Task to carry out:
What number of lines contain the word "STATESIR"? Reply with the number and nothing else.

Recorded information:
···
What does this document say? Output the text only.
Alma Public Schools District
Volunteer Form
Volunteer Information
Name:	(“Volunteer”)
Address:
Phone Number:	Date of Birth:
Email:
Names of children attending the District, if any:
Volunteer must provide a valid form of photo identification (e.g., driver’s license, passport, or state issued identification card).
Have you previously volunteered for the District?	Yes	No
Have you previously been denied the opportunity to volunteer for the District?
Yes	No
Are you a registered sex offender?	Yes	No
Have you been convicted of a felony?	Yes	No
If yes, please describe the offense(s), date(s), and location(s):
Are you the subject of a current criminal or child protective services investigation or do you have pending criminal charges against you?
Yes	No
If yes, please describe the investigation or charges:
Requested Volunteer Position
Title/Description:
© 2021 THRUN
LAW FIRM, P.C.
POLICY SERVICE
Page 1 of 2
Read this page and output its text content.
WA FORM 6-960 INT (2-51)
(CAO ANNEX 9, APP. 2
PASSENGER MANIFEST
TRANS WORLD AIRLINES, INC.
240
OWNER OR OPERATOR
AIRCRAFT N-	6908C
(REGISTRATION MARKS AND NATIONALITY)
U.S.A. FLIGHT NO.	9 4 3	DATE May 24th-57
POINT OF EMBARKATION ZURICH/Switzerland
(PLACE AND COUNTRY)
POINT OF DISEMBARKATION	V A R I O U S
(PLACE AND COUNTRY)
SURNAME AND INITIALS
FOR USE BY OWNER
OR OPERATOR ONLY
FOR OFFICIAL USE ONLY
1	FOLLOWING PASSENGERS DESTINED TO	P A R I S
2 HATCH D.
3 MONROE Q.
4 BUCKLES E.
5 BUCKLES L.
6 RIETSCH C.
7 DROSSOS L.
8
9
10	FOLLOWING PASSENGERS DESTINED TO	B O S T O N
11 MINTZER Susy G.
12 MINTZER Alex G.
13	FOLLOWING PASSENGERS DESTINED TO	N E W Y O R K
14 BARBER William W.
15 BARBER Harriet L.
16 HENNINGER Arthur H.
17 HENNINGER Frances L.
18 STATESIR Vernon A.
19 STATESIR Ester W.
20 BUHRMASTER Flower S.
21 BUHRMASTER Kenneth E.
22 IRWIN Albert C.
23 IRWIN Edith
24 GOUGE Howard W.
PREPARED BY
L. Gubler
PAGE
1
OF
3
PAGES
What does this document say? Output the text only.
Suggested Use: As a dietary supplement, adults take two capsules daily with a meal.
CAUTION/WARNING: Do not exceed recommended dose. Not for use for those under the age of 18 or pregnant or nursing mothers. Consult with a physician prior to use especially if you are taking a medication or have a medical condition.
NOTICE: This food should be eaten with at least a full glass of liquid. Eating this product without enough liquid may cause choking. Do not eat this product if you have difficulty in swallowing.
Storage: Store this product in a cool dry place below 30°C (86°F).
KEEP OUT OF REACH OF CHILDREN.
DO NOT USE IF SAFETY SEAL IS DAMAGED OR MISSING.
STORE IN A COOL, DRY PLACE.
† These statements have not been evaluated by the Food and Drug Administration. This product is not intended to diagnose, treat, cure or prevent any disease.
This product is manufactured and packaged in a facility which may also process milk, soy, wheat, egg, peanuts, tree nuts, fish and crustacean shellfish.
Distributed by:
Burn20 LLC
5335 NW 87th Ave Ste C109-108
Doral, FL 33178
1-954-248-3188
···
Solution to this task:
2